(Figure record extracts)
** Begin **

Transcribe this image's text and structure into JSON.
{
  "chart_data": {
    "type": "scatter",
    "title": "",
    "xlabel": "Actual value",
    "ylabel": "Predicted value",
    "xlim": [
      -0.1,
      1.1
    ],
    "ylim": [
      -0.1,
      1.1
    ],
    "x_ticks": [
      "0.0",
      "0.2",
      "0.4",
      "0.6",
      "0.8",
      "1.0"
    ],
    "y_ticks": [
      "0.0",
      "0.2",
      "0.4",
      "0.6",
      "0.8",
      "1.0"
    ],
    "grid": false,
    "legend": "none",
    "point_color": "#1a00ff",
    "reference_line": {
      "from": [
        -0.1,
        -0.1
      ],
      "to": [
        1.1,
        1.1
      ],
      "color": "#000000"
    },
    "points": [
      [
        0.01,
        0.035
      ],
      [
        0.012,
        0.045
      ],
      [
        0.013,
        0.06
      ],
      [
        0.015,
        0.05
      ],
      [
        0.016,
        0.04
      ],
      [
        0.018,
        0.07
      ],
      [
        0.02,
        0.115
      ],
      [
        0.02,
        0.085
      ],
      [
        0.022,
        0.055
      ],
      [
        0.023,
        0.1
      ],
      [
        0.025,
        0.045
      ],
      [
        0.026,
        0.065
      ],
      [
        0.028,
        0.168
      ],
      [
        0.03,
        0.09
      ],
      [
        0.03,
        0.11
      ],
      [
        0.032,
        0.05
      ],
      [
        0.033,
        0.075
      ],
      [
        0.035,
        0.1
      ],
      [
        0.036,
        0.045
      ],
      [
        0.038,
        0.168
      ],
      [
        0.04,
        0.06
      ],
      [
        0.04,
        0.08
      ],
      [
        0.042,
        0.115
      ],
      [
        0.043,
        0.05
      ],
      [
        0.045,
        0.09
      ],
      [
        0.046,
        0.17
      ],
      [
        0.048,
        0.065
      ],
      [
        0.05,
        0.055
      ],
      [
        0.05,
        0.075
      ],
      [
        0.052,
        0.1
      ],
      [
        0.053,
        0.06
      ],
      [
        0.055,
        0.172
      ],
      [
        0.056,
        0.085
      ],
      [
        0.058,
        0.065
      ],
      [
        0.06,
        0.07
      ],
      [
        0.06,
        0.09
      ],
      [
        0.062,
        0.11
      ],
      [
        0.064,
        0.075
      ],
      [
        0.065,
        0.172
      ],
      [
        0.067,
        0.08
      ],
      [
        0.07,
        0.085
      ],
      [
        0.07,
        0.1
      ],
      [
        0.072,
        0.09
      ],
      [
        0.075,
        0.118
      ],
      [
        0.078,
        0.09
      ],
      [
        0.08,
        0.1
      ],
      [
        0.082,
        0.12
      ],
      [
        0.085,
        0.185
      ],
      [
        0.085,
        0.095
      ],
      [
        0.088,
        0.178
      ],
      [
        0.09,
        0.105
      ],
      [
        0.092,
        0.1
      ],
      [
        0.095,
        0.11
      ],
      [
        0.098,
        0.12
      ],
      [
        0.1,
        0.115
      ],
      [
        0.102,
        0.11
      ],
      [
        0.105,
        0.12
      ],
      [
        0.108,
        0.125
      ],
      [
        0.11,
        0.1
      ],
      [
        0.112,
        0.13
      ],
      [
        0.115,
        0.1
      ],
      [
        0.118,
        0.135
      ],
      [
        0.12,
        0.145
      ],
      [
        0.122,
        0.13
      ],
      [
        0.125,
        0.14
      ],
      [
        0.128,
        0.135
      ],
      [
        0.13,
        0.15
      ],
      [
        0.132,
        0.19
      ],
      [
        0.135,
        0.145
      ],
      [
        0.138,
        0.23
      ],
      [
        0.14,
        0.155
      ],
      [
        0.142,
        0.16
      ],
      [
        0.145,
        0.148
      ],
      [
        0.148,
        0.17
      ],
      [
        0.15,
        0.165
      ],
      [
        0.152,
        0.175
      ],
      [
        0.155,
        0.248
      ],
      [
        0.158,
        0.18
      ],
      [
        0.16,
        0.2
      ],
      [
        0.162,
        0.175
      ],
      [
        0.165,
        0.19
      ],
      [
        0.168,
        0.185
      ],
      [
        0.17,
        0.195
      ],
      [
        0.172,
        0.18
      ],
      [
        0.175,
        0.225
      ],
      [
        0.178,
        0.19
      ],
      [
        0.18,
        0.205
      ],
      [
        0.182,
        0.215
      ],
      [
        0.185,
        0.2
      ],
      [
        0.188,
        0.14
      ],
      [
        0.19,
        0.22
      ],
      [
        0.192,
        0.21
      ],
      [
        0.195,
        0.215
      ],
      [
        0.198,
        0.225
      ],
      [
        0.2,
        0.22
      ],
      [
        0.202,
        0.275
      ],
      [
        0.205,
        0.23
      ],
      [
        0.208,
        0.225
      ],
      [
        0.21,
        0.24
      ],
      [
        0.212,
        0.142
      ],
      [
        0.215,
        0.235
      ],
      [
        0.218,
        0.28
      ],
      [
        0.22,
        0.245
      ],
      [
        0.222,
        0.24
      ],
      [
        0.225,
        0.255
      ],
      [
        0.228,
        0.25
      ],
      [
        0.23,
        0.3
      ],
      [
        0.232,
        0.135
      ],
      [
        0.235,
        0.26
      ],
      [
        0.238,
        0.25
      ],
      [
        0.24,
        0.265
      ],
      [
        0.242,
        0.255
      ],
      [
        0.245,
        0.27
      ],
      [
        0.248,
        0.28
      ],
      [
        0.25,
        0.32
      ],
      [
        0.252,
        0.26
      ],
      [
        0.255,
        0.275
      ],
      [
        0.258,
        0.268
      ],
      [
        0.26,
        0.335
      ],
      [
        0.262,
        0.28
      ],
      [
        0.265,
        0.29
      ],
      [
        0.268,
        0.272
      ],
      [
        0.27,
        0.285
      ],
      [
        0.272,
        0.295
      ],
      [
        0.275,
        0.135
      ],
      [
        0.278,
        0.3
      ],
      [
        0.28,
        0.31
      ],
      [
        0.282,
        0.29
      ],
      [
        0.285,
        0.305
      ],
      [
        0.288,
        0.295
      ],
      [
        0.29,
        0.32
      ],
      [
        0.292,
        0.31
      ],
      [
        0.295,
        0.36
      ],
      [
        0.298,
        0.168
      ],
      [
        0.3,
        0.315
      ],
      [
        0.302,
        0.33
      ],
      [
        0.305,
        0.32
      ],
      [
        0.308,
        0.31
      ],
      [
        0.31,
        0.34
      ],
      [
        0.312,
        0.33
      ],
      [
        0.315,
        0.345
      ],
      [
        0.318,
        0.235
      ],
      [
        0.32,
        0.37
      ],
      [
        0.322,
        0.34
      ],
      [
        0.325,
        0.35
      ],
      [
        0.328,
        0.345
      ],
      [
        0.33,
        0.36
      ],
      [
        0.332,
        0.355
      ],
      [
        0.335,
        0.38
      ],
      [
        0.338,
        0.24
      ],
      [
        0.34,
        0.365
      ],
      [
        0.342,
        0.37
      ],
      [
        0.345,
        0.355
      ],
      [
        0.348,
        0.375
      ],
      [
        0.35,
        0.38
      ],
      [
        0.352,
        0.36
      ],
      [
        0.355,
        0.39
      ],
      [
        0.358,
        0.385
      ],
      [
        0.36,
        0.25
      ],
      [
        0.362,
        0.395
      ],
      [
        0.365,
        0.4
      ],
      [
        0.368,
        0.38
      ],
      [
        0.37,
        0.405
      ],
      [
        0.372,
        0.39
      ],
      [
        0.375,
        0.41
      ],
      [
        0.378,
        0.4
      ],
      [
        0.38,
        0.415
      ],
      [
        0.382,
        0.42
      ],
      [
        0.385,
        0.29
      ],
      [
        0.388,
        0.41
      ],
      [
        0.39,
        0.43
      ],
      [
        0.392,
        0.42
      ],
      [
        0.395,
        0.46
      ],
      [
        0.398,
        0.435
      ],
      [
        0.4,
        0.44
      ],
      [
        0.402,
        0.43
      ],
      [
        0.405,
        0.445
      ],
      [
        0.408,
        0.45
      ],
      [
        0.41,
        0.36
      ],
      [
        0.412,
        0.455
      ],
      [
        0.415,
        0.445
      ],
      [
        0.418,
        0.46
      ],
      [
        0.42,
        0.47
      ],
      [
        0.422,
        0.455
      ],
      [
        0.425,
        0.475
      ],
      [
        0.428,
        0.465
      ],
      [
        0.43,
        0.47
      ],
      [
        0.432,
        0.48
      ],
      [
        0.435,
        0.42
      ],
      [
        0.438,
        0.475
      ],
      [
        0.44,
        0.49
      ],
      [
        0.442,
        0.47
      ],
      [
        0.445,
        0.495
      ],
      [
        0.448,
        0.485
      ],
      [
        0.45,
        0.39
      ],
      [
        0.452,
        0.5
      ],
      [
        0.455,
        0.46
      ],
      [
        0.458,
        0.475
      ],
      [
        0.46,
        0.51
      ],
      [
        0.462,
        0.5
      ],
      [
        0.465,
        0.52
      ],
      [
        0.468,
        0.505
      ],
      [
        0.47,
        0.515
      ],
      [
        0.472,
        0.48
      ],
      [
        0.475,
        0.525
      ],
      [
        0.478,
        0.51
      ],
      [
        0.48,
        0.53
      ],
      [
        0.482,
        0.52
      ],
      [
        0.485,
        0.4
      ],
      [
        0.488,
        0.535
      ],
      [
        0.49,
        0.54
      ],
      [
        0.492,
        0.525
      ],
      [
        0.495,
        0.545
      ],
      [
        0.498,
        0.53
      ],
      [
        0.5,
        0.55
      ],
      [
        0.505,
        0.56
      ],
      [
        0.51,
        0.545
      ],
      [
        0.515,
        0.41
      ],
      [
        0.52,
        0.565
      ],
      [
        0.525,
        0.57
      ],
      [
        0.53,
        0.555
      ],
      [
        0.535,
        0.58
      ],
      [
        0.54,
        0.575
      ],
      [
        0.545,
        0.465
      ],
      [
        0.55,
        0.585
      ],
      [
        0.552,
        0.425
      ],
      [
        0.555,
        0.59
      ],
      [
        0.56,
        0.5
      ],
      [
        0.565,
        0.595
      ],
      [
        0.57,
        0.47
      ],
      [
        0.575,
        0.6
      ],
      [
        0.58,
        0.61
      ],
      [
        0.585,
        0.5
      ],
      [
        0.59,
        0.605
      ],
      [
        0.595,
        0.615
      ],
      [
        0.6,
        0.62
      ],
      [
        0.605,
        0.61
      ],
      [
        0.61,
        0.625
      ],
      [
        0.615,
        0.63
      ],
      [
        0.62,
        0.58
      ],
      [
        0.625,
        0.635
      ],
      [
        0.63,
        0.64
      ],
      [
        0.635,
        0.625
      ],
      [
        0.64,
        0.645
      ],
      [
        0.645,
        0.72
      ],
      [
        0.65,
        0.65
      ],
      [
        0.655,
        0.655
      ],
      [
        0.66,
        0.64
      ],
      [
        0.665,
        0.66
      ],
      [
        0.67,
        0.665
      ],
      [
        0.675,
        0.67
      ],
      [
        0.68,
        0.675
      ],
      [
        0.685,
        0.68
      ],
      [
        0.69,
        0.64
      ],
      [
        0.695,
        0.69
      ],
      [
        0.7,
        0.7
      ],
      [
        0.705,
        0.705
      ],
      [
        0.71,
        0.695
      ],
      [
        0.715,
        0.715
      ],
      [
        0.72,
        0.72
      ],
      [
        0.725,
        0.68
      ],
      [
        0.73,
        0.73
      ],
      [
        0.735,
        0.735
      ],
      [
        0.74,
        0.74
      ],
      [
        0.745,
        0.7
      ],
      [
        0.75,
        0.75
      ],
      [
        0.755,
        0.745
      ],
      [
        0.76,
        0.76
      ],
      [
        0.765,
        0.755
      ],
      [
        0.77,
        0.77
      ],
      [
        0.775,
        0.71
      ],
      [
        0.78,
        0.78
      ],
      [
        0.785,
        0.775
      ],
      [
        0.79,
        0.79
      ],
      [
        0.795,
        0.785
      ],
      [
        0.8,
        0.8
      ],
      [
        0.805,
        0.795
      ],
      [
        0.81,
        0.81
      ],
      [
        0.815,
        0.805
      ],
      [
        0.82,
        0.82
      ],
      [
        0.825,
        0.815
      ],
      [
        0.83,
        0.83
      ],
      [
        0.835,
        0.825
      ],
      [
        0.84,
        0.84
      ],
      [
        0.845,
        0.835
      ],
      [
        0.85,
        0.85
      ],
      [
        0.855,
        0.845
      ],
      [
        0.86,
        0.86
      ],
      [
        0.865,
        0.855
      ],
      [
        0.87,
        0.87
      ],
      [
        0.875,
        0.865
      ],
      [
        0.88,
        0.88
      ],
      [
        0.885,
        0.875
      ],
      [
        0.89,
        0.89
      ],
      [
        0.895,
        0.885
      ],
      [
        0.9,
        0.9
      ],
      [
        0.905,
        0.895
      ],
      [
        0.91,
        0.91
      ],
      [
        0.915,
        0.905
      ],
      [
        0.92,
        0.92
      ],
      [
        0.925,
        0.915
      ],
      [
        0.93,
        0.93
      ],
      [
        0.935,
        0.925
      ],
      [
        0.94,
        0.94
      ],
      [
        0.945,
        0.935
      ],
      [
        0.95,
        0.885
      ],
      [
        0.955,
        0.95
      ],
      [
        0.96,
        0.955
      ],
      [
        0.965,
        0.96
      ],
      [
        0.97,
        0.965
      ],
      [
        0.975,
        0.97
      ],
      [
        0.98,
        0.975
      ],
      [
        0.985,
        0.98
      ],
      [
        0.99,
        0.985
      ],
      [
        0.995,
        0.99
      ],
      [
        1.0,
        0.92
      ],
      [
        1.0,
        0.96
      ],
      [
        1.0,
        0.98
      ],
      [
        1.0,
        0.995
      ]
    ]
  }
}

** End **

TASK REQUIREMENTS: Working from the listing above, pick out every line that has "value" and copy it.

TASK SOLUTION:
    "xlabel": "Actual value",
    "ylabel": "Predicted value",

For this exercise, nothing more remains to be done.